╭─ Records

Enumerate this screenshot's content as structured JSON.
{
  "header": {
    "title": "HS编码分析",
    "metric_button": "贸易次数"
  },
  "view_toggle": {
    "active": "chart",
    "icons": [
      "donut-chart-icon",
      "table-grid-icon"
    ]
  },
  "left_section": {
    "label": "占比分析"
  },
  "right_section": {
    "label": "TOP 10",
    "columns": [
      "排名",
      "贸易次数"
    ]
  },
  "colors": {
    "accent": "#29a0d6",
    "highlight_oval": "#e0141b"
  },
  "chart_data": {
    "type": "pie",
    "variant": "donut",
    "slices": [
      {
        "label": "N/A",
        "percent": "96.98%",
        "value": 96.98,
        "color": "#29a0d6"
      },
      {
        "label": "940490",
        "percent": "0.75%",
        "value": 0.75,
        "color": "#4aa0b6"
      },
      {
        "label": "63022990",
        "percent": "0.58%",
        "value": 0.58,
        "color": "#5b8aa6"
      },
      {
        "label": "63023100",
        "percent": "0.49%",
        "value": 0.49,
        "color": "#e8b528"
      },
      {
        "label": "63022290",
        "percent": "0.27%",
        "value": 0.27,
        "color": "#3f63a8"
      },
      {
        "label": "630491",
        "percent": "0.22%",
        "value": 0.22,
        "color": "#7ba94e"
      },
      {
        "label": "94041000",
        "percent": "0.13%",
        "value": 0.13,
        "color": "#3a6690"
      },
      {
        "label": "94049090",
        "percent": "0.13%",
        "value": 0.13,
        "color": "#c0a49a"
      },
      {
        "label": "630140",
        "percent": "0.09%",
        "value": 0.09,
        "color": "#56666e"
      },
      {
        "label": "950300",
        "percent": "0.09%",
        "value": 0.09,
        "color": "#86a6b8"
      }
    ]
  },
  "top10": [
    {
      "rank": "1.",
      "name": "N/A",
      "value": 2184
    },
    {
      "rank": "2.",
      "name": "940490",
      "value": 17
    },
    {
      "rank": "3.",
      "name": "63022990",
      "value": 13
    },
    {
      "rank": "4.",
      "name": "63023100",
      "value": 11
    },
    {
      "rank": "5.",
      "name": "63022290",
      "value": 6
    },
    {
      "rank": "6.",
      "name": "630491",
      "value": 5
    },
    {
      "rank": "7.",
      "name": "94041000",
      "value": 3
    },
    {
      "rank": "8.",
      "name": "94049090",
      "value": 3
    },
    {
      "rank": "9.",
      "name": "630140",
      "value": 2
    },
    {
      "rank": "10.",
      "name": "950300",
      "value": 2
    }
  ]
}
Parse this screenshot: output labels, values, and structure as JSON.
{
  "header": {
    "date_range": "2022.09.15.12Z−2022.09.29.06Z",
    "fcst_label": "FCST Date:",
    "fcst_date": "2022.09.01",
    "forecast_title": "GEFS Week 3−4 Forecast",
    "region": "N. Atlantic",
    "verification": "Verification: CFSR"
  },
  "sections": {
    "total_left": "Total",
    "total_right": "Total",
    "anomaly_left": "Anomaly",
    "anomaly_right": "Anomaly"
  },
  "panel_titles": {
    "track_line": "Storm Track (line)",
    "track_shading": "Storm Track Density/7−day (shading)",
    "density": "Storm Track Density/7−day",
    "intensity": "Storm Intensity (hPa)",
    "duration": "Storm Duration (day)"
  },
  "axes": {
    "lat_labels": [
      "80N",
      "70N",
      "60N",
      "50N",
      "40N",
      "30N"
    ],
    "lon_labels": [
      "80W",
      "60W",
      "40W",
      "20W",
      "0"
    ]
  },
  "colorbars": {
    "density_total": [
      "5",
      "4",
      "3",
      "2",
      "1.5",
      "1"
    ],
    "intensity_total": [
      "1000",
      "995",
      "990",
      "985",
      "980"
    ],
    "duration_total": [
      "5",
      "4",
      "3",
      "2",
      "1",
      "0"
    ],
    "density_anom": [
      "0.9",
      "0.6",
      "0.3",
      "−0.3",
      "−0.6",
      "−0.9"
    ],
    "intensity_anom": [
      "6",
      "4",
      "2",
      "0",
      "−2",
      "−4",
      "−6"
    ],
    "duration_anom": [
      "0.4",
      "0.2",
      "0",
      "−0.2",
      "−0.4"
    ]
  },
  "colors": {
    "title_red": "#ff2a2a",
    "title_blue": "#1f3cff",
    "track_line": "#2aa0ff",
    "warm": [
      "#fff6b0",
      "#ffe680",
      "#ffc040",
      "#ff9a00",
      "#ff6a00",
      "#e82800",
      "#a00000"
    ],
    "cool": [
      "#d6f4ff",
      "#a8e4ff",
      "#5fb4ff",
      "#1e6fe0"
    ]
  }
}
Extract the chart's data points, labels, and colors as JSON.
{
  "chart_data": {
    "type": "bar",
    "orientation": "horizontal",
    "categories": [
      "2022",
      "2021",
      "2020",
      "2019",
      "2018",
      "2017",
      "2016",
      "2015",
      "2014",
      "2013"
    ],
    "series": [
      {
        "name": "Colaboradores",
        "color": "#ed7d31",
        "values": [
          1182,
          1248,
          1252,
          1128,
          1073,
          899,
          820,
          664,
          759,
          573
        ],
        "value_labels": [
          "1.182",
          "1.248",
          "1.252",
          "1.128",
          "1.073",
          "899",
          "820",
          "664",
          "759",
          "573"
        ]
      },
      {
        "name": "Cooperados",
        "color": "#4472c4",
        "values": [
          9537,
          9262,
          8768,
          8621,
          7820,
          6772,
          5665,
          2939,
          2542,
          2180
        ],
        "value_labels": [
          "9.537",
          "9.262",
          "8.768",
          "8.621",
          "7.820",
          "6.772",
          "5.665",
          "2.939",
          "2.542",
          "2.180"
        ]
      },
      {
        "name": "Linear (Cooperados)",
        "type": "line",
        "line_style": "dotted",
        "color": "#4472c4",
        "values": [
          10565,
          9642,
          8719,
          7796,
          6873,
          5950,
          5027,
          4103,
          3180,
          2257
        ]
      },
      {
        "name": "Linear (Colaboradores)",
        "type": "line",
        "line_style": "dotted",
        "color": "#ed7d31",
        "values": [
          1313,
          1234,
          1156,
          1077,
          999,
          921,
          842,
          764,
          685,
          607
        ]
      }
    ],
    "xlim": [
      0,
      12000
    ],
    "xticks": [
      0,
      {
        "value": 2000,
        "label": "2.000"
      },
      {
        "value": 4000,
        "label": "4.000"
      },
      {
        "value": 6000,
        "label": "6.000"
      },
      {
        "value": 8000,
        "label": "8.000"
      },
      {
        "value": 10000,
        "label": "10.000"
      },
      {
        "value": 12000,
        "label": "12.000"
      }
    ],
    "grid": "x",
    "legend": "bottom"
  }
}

╰─

● **Task prompt**:
Each entry above is to be printed again exactly.

● **Written answer**:
Enumerate this screenshot's content as structured JSON.
{
  "header": {
    "title": "HS编码分析",
    "metric_button": "贸易次数"
  },
  "view_toggle": {
    "active": "chart",
    "icons": [
      "donut-chart-icon",
      "table-grid-icon"
    ]
  },
  "left_section": {
    "label": "占比分析"
  },
  "right_section": {
    "label": "TOP 10",
    "columns": [
      "排名",
      "贸易次数"
    ]
  },
  "colors": {
    "accent": "#29a0d6",
    "highlight_oval": "#e0141b"
  },
  "chart_data": {
    "type": "pie",
    "variant": "donut",
    "slices": [
      {
        "label": "N/A",
        "percent": "96.98%",
        "value": 96.98,
        "color": "#29a0d6"
      },
      {
        "label": "940490",
        "percent": "0.75%",
        "value": 0.75,
        "color": "#4aa0b6"
      },
      {
        "label": "63022990",
        "percent": "0.58%",
        "value": 0.58,
        "color": "#5b8aa6"
      },
      {
        "label": "63023100",
        "percent": "0.49%",
        "value": 0.49,
        "color": "#e8b528"
      },
      {
        "label": "63022290",
        "percent": "0.27%",
        "value": 0.27,
        "color": "#3f63a8"
      },
      {
        "label": "630491",
        "percent": "0.22%",
        "value": 0.22,
        "color": "#7ba94e"
      },
      {
        "label": "94041000",
        "percent": "0.13%",
        "value": 0.13,
        "color": "#3a6690"
      },
      {
        "label": "94049090",
        "percent": "0.13%",
        "value": 0.13,
        "color": "#c0a49a"
      },
      {
        "label": "630140",
        "percent": "0.09%",
        "value": 0.09,
        "color": "#56666e"
      },
      {
        "label": "950300",
        "percent": "0.09%",
        "value": 0.09,
        "color": "#86a6b8"
      }
    ]
  },
  "top10": [
    {
      "rank": "1.",
      "name": "N/A",
      "value": 2184
    },
    {
      "rank": "2.",
      "name": "940490",
      "value": 17
    },
    {
      "rank": "3.",
      "name": "63022990",
      "value": 13
    },
    {
      "rank": "4.",
      "name": "63023100",
      "value": 11
    },
    {
      "rank": "5.",
      "name": "63022290",
      "value": 6
    },
    {
      "rank": "6.",
      "name": "630491",
      "value": 5
    },
    {
      "rank": "7.",
      "name": "94041000",
      "value": 3
    },
    {
      "rank": "8.",
      "name": "94049090",
      "value": 3
    },
    {
      "rank": "9.",
      "name": "630140",
      "value": 2
    },
    {
      "rank": "10.",
      "name": "950300",
      "value": 2
    }
  ]
}
Parse this screenshot: output labels, values, and structure as JSON.
{
  "header": {
    "date_range": "2022.09.15.12Z−2022.09.29.06Z",
    "fcst_label": "FCST Date:",
    "fcst_date": "2022.09.01",
    "forecast_title": "GEFS Week 3−4 Forecast",
    "region": "N. Atlantic",
    "verification": "Verification: CFSR"
  },
  "sections": {
    "total_left": "Total",
    "total_right": "Total",
    "anomaly_left": "Anomaly",
    "anomaly_right": "Anomaly"
  },
  "panel_titles": {
    "track_line": "Storm Track (line)",
    "track_shading": "Storm Track Density/7−day (shading)",
    "density": "Storm Track Density/7−day",
    "intensity": "Storm Intensity (hPa)",
    "duration": "Storm Duration (day)"
  },
  "axes": {
    "lat_labels": [
      "80N",
      "70N",
      "60N",
      "50N",
      "40N",
      "30N"
    ],
    "lon_labels": [
      "80W",
      "60W",
      "40W",
      "20W",
      "0"
    ]
  },
  "colorbars": {
    "density_total": [
      "5",
      "4",
      "3",
      "2",
      "1.5",
      "1"
    ],
    "intensity_total": [
      "1000",
      "995",
      "990",
      "985",
      "980"
    ],
    "duration_total": [
      "5",
      "4",
      "3",
      "2",
      "1",
      "0"
    ],
    "density_anom": [
      "0.9",
      "0.6",
      "0.3",
      "−0.3",
      "−0.6",
      "−0.9"
    ],
    "intensity_anom": [
      "6",
      "4",
      "2",
      "0",
      "−2",
      "−4",
      "−6"
    ],
    "duration_anom": [
      "0.4",
      "0.2",
      "0",
      "−0.2",
      "−0.4"
    ]
  },
  "colors": {
    "title_red": "#ff2a2a",
    "title_blue": "#1f3cff",
    "track_line": "#2aa0ff",
    "warm": [
      "#fff6b0",
      "#ffe680",
      "#ffc040",
      "#ff9a00",
      "#ff6a00",
      "#e82800",
      "#a00000"
    ],
    "cool": [
      "#d6f4ff",
      "#a8e4ff",
      "#5fb4ff",
      "#1e6fe0"
    ]
  }
}
Extract the chart's data points, labels, and colors as JSON.
{
  "chart_data": {
    "type": "bar",
    "orientation": "horizontal",
    "categories": [
      "2022",
      "2021",
      "2020",
      "2019",
      "2018",
      "2017",
      "2016",
      "2015",
      "2014",
      "2013"
    ],
    "series": [
      {
        "name": "Colaboradores",
        "color": "#ed7d31",
        "values": [
          1182,
          1248,
          1252,
          1128,
          1073,
          899,
          820,
          664,
          759,
          573
        ],
        "value_labels": [
          "1.182",
          "1.248",
          "1.252",
          "1.128",
          "1.073",
          "899",
          "820",
          "664",
          "759",
          "573"
        ]
      },
      {
        "name": "Cooperados",
        "color": "#4472c4",
        "values": [
          9537,
          9262,
          8768,
          8621,
          7820,
          6772,
          5665,
          2939,
          2542,
          2180
        ],
        "value_labels": [
          "9.537",
          "9.262",
          "8.768",
          "8.621",
          "7.820",
          "6.772",
          "5.665",
          "2.939",
          "2.542",
          "2.180"
        ]
      },
      {
        "name": "Linear (Cooperados)",
        "type": "line",
        "line_style": "dotted",
        "color": "#4472c4",
        "values": [
          10565,
          9642,
          8719,
          7796,
          6873,
          5950,
          5027,
          4103,
          3180,
          2257
        ]
      },
      {
        "name": "Linear (Colaboradores)",
        "type": "line",
        "line_style": "dotted",
        "color": "#ed7d31",
        "values": [
          1313,
          1234,
          1156,
          1077,
          999,
          921,
          842,
          764,
          685,
          607
        ]
      }
    ],
    "xlim": [
      0,
      12000
    ],
    "xticks": [
      0,
      {
        "value": 2000,
        "label": "2.000"
      },
      {
        "value": 4000,
        "label": "4.000"
      },
      {
        "value": 6000,
        "label": "6.000"
      },
      {
        "value": 8000,
        "label": "8.000"
      },
      {
        "value": 10000,
        "label": "10.000"
      },
      {
        "value": 12000,
        "label": "12.000"
      }
    ],
    "grid": "x",
    "legend": "bottom"
  }
}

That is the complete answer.